(Data entries)
• • • • • • •

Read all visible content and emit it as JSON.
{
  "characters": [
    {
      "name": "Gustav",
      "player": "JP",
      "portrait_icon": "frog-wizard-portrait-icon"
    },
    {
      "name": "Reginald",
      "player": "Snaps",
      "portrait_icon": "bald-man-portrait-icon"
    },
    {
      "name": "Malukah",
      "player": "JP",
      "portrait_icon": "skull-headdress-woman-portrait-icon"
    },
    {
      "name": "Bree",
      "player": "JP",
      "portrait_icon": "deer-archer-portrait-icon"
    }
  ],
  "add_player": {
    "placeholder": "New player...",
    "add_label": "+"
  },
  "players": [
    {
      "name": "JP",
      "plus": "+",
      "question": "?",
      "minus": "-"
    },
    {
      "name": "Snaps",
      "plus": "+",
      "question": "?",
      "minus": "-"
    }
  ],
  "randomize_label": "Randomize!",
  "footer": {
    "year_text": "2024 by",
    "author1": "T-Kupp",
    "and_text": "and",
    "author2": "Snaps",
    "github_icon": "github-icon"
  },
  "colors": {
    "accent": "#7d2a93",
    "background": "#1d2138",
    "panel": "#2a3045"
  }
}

• • • • • • •

Exercise
Pull out and copy each line containing the string "Snaps".

Exercise result
      "player": "Snaps",
      "name": "Snaps",
    "author2": "Snaps",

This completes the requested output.